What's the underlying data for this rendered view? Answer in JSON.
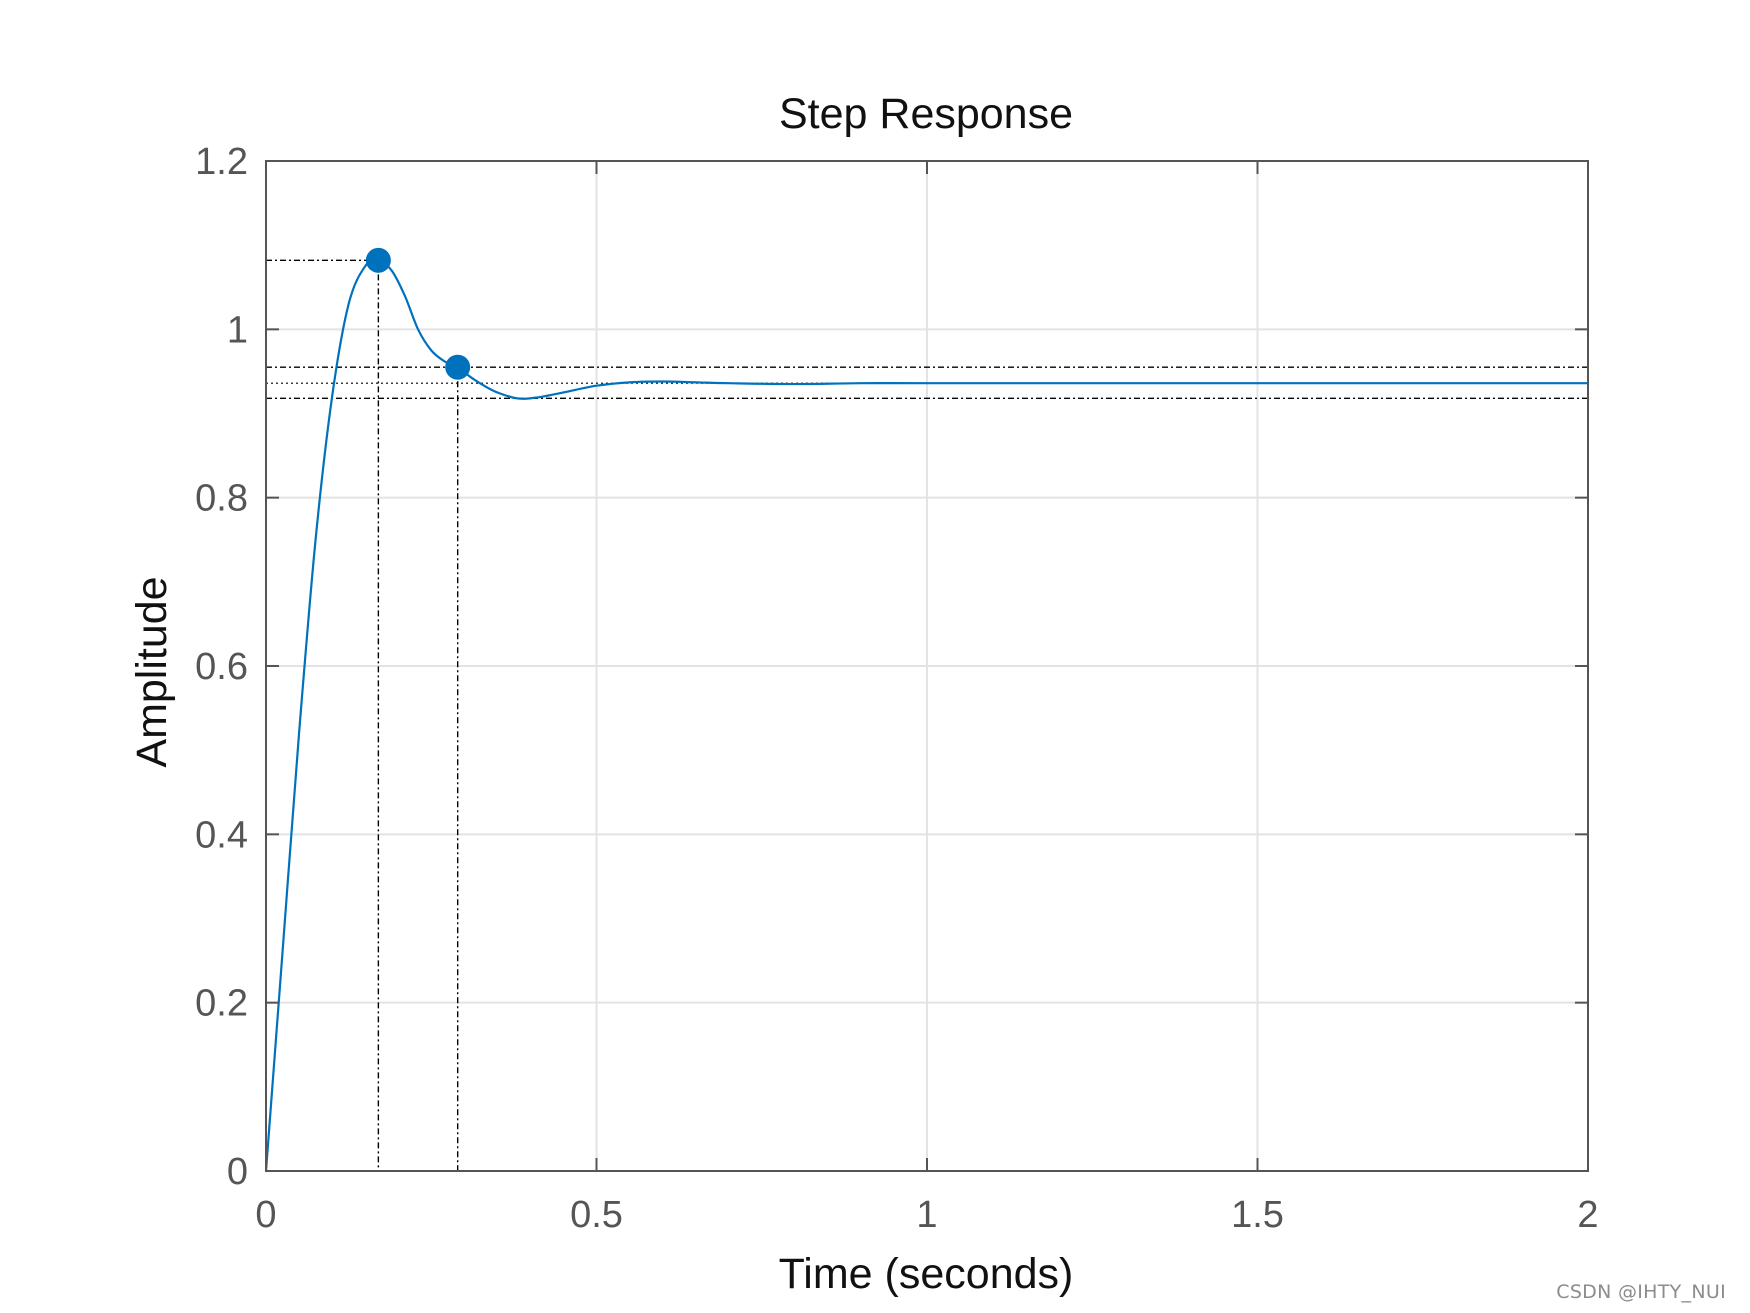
{
  "chart_data": {
    "type": "line",
    "title": "Step Response",
    "xlabel": "Time (seconds)",
    "ylabel": "Amplitude",
    "xlim": [
      0,
      2
    ],
    "ylim": [
      0,
      1.2
    ],
    "xticks": [
      0,
      0.5,
      1,
      1.5,
      2
    ],
    "xtick_labels": [
      "0",
      "0.5",
      "1",
      "1.5",
      "2"
    ],
    "yticks": [
      0,
      0.2,
      0.4,
      0.6,
      0.8,
      1,
      1.2
    ],
    "ytick_labels": [
      "0",
      "0.2",
      "0.4",
      "0.6",
      "0.8",
      "1",
      "1.2"
    ],
    "grid": true,
    "series": [
      {
        "color": "#0072BD",
        "x": [
          0,
          0.025,
          0.05,
          0.075,
          0.1,
          0.125,
          0.15,
          0.17,
          0.19,
          0.21,
          0.23,
          0.25,
          0.27,
          0.29,
          0.31,
          0.33,
          0.35,
          0.38,
          0.41,
          0.45,
          0.5,
          0.55,
          0.6,
          0.65,
          0.7,
          0.8,
          0.9,
          1.0,
          1.2,
          1.5,
          2.0
        ],
        "y": [
          0,
          0.26,
          0.52,
          0.75,
          0.92,
          1.03,
          1.075,
          1.082,
          1.07,
          1.04,
          1.0,
          0.975,
          0.962,
          0.955,
          0.943,
          0.933,
          0.925,
          0.918,
          0.919,
          0.925,
          0.933,
          0.937,
          0.938,
          0.937,
          0.936,
          0.935,
          0.936,
          0.936,
          0.936,
          0.936,
          0.936
        ]
      }
    ],
    "final_value": 0.936,
    "settling_band": [
      0.918,
      0.955
    ],
    "markers": [
      {
        "x": 0.17,
        "y": 1.082
      },
      {
        "x": 0.29,
        "y": 0.955
      }
    ],
    "colors": {
      "line": "#0072BD",
      "marker": "#0072BD",
      "grid": "#e3e3e3",
      "axes": "#555555",
      "guides": "#000000"
    }
  },
  "watermark": "CSDN @IHTY_NUI"
}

☆ ☆ ☆

§ **What is required**:
Give back the entries verbatim. Do not include any picture.

§ **The completed task**:
What's the underlying data for this rendered view? Answer in JSON.
{
  "chart_data": {
    "type": "line",
    "title": "Step Response",
    "xlabel": "Time (seconds)",
    "ylabel": "Amplitude",
    "xlim": [
      0,
      2
    ],
    "ylim": [
      0,
      1.2
    ],
    "xticks": [
      0,
      0.5,
      1,
      1.5,
      2
    ],
    "xtick_labels": [
      "0",
      "0.5",
      "1",
      "1.5",
      "2"
    ],
    "yticks": [
      0,
      0.2,
      0.4,
      0.6,
      0.8,
      1,
      1.2
    ],
    "ytick_labels": [
      "0",
      "0.2",
      "0.4",
      "0.6",
      "0.8",
      "1",
      "1.2"
    ],
    "grid": true,
    "series": [
      {
        "color": "#0072BD",
        "x": [
          0,
          0.025,
          0.05,
          0.075,
          0.1,
          0.125,
          0.15,
          0.17,
          0.19,
          0.21,
          0.23,
          0.25,
          0.27,
          0.29,
          0.31,
          0.33,
          0.35,
          0.38,
          0.41,
          0.45,
          0.5,
          0.55,
          0.6,
          0.65,
          0.7,
          0.8,
          0.9,
          1.0,
          1.2,
          1.5,
          2.0
        ],
        "y": [
          0,
          0.26,
          0.52,
          0.75,
          0.92,
          1.03,
          1.075,
          1.082,
          1.07,
          1.04,
          1.0,
          0.975,
          0.962,
          0.955,
          0.943,
          0.933,
          0.925,
          0.918,
          0.919,
          0.925,
          0.933,
          0.937,
          0.938,
          0.937,
          0.936,
          0.935,
          0.936,
          0.936,
          0.936,
          0.936,
          0.936
        ]
      }
    ],
    "final_value": 0.936,
    "settling_band": [
      0.918,
      0.955
    ],
    "markers": [
      {
        "x": 0.17,
        "y": 1.082
      },
      {
        "x": 0.29,
        "y": 0.955
      }
    ],
    "colors": {
      "line": "#0072BD",
      "marker": "#0072BD",
      "grid": "#e3e3e3",
      "axes": "#555555",
      "guides": "#000000"
    }
  },
  "watermark": "CSDN @IHTY_NUI"
}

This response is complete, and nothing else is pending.